--- Start Data listing ---

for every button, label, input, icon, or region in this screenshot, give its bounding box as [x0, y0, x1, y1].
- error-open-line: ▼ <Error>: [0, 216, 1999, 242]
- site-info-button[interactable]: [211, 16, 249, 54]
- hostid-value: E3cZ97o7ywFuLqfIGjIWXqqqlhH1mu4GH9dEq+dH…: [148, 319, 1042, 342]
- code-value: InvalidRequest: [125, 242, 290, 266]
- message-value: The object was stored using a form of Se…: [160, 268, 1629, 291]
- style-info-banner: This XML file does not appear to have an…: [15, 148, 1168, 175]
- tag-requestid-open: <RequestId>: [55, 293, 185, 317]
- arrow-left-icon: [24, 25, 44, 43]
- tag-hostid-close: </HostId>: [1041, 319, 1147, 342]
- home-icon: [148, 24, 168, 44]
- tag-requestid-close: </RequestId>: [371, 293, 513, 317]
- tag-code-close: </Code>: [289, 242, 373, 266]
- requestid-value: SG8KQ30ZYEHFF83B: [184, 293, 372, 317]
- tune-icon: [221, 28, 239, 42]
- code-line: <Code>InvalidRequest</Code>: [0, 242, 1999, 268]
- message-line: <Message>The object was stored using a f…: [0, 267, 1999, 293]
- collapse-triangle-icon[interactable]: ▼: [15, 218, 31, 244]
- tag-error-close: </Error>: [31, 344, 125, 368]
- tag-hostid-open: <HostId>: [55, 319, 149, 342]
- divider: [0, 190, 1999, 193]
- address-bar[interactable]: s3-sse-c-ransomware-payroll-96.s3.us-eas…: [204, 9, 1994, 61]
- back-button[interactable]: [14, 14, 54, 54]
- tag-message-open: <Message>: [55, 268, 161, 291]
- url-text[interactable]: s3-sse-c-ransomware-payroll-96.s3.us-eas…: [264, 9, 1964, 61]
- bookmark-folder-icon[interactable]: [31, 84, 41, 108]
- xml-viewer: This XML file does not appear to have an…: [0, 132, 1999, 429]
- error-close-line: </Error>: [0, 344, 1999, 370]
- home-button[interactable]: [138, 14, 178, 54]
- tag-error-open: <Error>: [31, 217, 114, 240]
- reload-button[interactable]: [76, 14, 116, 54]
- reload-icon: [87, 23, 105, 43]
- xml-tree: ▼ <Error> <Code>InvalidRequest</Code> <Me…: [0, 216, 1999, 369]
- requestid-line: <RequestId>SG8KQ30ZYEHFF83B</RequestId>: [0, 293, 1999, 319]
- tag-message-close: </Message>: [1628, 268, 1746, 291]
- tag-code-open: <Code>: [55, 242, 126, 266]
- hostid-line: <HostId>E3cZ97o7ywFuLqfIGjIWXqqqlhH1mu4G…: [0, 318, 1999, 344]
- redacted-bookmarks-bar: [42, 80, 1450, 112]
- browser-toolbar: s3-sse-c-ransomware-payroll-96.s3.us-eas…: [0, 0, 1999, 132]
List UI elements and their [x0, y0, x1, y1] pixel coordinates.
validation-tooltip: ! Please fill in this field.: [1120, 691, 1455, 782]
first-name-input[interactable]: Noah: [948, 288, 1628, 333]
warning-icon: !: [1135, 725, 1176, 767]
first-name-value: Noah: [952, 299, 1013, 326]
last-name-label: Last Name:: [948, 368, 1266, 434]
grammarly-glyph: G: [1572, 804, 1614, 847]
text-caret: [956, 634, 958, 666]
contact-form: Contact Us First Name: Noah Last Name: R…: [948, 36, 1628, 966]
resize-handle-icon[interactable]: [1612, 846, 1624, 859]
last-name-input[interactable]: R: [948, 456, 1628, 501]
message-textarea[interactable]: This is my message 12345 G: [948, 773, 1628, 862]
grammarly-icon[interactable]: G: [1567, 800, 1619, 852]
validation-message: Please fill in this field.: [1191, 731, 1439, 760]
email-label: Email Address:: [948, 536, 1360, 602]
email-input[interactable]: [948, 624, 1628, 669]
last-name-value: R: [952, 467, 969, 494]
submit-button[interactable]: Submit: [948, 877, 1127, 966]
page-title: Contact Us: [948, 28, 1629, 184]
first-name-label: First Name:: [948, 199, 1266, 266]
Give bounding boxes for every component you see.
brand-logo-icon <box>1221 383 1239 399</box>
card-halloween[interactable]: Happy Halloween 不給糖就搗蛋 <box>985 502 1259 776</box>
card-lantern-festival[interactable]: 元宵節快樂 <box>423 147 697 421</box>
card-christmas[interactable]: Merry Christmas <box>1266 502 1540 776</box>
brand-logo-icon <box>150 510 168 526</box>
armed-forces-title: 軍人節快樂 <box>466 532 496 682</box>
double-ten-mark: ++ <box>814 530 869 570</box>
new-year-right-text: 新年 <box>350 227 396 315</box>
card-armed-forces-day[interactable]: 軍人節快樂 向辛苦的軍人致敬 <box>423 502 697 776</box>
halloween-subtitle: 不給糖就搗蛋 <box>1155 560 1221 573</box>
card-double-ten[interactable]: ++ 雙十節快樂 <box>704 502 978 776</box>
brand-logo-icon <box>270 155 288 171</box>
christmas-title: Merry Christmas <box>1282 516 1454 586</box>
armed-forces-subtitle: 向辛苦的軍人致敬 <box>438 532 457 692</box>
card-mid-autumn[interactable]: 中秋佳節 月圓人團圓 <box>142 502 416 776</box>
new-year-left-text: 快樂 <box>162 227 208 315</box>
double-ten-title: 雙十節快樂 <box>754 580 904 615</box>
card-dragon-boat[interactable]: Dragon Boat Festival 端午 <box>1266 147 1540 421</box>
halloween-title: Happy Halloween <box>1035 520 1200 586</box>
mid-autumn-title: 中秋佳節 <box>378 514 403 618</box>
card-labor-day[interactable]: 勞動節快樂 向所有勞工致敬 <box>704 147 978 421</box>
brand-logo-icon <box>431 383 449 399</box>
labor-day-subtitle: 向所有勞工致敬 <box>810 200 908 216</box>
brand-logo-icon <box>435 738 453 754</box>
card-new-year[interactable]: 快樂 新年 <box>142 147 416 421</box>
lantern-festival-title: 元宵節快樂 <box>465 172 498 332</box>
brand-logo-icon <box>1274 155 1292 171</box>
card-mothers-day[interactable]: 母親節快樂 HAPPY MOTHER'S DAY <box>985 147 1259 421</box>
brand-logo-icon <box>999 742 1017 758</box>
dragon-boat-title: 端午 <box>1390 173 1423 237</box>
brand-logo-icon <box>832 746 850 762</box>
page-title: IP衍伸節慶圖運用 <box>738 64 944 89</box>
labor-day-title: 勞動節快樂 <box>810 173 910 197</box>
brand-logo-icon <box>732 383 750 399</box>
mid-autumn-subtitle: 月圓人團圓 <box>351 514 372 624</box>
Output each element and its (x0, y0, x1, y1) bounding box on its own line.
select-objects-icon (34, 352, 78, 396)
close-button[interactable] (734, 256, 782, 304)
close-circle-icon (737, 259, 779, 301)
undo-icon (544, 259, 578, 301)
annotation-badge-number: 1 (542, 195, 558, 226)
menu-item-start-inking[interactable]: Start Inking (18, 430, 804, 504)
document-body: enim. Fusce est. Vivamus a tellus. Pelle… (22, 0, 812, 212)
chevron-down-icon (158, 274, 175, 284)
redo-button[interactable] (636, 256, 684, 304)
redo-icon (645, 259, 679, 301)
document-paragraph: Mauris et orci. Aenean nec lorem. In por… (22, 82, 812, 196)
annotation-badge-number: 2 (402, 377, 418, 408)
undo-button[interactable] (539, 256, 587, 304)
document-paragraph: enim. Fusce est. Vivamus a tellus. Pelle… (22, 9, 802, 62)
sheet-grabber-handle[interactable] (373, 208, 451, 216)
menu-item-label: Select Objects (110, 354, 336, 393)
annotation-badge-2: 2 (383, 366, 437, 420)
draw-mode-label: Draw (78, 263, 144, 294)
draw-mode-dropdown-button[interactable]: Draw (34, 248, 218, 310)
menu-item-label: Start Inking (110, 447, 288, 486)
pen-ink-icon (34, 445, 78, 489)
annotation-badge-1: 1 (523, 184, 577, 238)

--- End Data listing ---

Task requirements.
Count the lines in the records that contain the string "grammarly", where case counts, and reply with the number alone.

Answer to the task.
2